§ YOUR GOAL:
Select, from the material below, each line with "based" in it.

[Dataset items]
* START *

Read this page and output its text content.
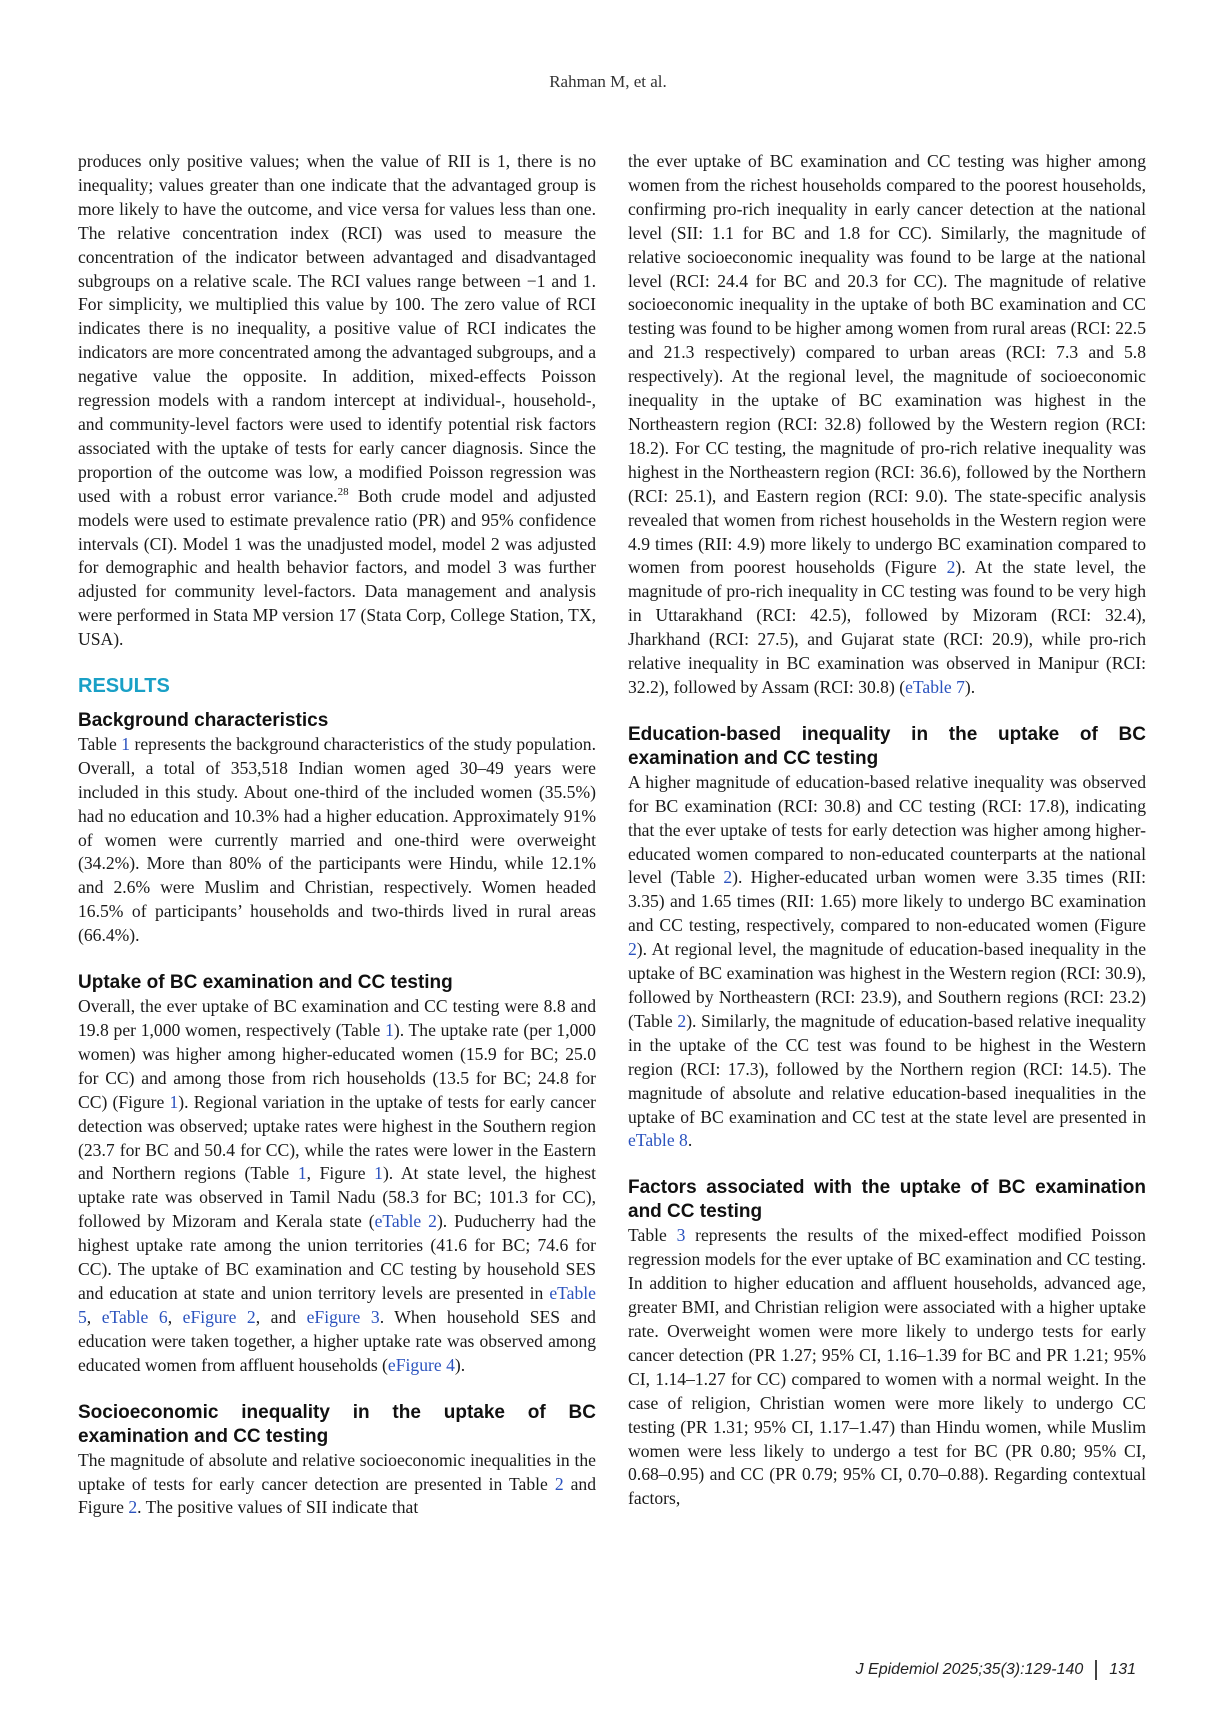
Rahman M, et al.

produces only positive values; when the value of RII is 1, there is no inequality; values greater than one indicate that the advantaged group is more likely to have the outcome, and vice versa for values less than one. The relative concentration index (RCI) was used to measure the concentration of the indicator between advantaged and disadvantaged subgroups on a relative scale. The RCI values range between −1 and 1. For simplicity, we multiplied this value by 100. The zero value of RCI indicates there is no inequality, a positive value of RCI indicates the indicators are more concentrated among the advantaged subgroups, and a negative value the opposite. In addition, mixed-effects Poisson regression models with a random intercept at individual-, household-, and community-level factors were used to identify potential risk factors associated with the uptake of tests for early cancer diagnosis. Since the proportion of the outcome was low, a modified Poisson regression was used with a robust error variance.$^{28}$ Both crude model and adjusted models were used to estimate prevalence ratio (PR) and 95% confidence intervals (CI). Model 1 was the unadjusted model, model 2 was adjusted for demographic and health behavior factors, and model 3 was further adjusted for community level-factors. Data management and analysis were performed in Stata MP version 17 (Stata Corp, College Station, TX, USA).

RESULTS
Background characteristics

Table 1 represents the background characteristics of the study population. Overall, a total of 353,518 Indian women aged 30–49 years were included in this study. About one-third of the included women (35.5%) had no education and 10.3% had a higher education. Approximately 91% of women were currently married and one-third were overweight (34.2%). More than 80% of the participants were Hindu, while 12.1% and 2.6% were Muslim and Christian, respectively. Women headed 16.5% of participants’ households and two-thirds lived in rural areas (66.4%).

Uptake of BC examination and CC testing

Overall, the ever uptake of BC examination and CC testing were 8.8 and 19.8 per 1,000 women, respectively (Table 1). The uptake rate (per 1,000 women) was higher among higher-educated women (15.9 for BC; 25.0 for CC) and among those from rich households (13.5 for BC; 24.8 for CC) (Figure 1). Regional variation in the uptake of tests for early cancer detection was observed; uptake rates were highest in the Southern region (23.7 for BC and 50.4 for CC), while the rates were lower in the Eastern and Northern regions (Table 1, Figure 1). At state level, the highest uptake rate was observed in Tamil Nadu (58.3 for BC; 101.3 for CC), followed by Mizoram and Kerala state (eTable 2). Puducherry had the highest uptake rate among the union territories (41.6 for BC; 74.6 for CC). The uptake of BC examination and CC testing by household SES and education at state and union territory levels are presented in eTable 5, eTable 6, eFigure 2, and eFigure 3. When household SES and education were taken together, a higher uptake rate was observed among educated women from affluent households (eFigure 4).

Socioeconomic inequality in the uptake of BC examination and CC testing

The magnitude of absolute and relative socioeconomic inequalities in the uptake of tests for early cancer detection are presented in Table 2 and Figure 2. The positive values of SII indicate that

the ever uptake of BC examination and CC testing was higher among women from the richest households compared to the poorest households, confirming pro-rich inequality in early cancer detection at the national level (SII: 1.1 for BC and 1.8 for CC). Similarly, the magnitude of relative socioeconomic inequality was found to be large at the national level (RCI: 24.4 for BC and 20.3 for CC). The magnitude of relative socioeconomic inequality in the uptake of both BC examination and CC testing was found to be higher among women from rural areas (RCI: 22.5 and 21.3 respectively) compared to urban areas (RCI: 7.3 and 5.8 respectively). At the regional level, the magnitude of socioeconomic inequality in the uptake of BC examination was highest in the Northeastern region (RCI: 32.8) followed by the Western region (RCI: 18.2). For CC testing, the magnitude of pro-rich relative inequality was highest in the Northeastern region (RCI: 36.6), followed by the Northern (RCI: 25.1), and Eastern region (RCI: 9.0). The state-specific analysis revealed that women from richest households in the Western region were 4.9 times (RII: 4.9) more likely to undergo BC examination compared to women from poorest households (Figure 2). At the state level, the magnitude of pro-rich inequality in CC testing was found to be very high in Uttarakhand (RCI: 42.5), followed by Mizoram (RCI: 32.4), Jharkhand (RCI: 27.5), and Gujarat state (RCI: 20.9), while pro-rich relative inequality in BC examination was observed in Manipur (RCI: 32.2), followed by Assam (RCI: 30.8) (eTable 7).

Education-based inequality in the uptake of BC examination and CC testing

A higher magnitude of education-based relative inequality was observed for BC examination (RCI: 30.8) and CC testing (RCI: 17.8), indicating that the ever uptake of tests for early detection was higher among higher-educated women compared to non-educated counterparts at the national level (Table 2). Higher-educated urban women were 3.35 times (RII: 3.35) and 1.65 times (RII: 1.65) more likely to undergo BC examination and CC testing, respectively, compared to non-educated women (Figure 2). At regional level, the magnitude of education-based inequality in the uptake of BC examination was highest in the Western region (RCI: 30.9), followed by Northeastern (RCI: 23.9), and Southern regions (RCI: 23.2) (Table 2). Similarly, the magnitude of education-based relative inequality in the uptake of the CC test was found to be highest in the Western region (RCI: 17.3), followed by the Northern region (RCI: 14.5). The magnitude of absolute and relative education-based inequalities in the uptake of BC examination and CC test at the state level are presented in eTable 8.

Factors associated with the uptake of BC examination and CC testing

Table 3 represents the results of the mixed-effect modified Poisson regression models for the ever uptake of BC examination and CC testing. In addition to higher education and affluent households, advanced age, greater BMI, and Christian religion were associated with a higher uptake rate. Overweight women were more likely to undergo tests for early cancer detection (PR 1.27; 95% CI, 1.16–1.39 for BC and PR 1.21; 95% CI, 1.14–1.27 for CC) compared to women with a normal weight. In the case of religion, Christian women were more likely to undergo CC testing (PR 1.31; 95% CI, 1.17–1.47) than Hindu women, while Muslim women were less likely to undergo a test for BC (PR 0.80; 95% CI, 0.68–0.95) and CC (PR 0.79; 95% CI, 0.70–0.88). Regarding contextual factors,

J Epidemiol 2025;35(3):129-140 131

* END *

§ TASK OUTPUT:
Education-based inequality in the uptake of BC examination and CC testing
A higher magnitude of education-based relative inequality was observed for BC examination (RCI: 30.8) and CC testing (RCI: 17.8), indicating that the ever uptake of tests for early detection was higher among higher-educated women compared to non-educated counterparts at the national level (Table 2). Higher-educated urban women were 3.35 times (RII: 3.35) and 1.65 times (RII: 1.65) more likely to undergo BC examination and CC testing, respectively, compared to non-educated women (Figure 2). At regional level, the magnitude of education-based inequality in the uptake of BC examination was highest in the Western region (RCI: 30.9), followed by Northeastern (RCI: 23.9), and Southern regions (RCI: 23.2) (Table 2). Similarly, the magnitude of education-based relative inequality in the uptake of the CC test was found to be highest in the Western region (RCI: 17.3), followed by the Northern region (RCI: 14.5). The magnitude of absolute and relative education-based inequalities in the uptake of BC examination and CC test at the state level are presented in eTable 8.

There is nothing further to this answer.